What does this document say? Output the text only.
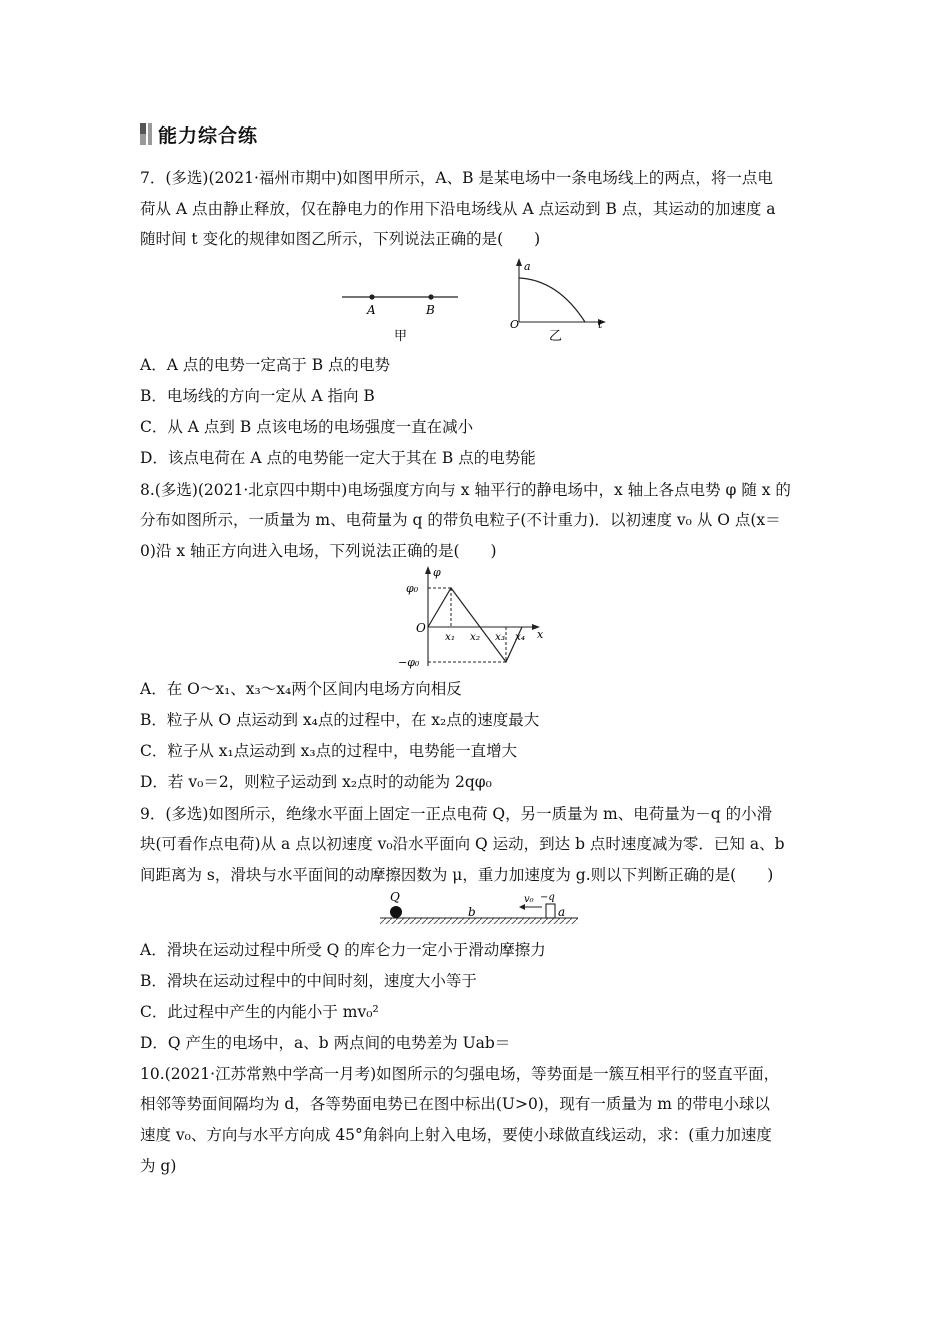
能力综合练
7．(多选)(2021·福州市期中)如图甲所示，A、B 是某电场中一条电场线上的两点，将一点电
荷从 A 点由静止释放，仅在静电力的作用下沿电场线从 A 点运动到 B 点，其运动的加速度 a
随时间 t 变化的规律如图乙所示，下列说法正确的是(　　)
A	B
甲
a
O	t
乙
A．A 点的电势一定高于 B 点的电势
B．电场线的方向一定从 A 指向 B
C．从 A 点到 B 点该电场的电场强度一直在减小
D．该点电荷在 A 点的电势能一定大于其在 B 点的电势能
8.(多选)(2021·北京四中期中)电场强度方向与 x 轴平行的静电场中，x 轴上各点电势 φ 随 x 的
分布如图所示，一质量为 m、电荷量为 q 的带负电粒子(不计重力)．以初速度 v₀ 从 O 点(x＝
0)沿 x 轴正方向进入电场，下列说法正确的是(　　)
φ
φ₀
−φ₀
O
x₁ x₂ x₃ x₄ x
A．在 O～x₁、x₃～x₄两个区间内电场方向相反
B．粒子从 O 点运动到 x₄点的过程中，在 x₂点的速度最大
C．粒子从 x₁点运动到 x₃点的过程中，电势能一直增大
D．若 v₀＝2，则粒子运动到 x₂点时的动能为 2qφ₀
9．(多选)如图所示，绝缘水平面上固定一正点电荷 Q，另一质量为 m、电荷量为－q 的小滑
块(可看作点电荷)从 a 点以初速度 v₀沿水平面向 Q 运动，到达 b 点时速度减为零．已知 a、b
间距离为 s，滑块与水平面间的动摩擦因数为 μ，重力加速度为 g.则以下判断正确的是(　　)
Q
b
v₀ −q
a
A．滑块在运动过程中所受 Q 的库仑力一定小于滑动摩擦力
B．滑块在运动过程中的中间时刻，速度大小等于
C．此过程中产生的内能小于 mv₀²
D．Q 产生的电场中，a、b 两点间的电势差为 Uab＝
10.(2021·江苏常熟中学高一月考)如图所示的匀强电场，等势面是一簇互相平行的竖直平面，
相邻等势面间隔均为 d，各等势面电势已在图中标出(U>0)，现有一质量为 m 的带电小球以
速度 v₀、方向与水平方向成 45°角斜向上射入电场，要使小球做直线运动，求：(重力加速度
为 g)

+ + + + +

STATED EXERCISE:
Your task is to pick out every line with the string "下列说法正确的是" and copy it.

SOLUTION BELOW:
随时间 t 变化的规律如图乙所示，下列说法正确的是(　　)
0)沿 x 轴正方向进入电场，下列说法正确的是(　　)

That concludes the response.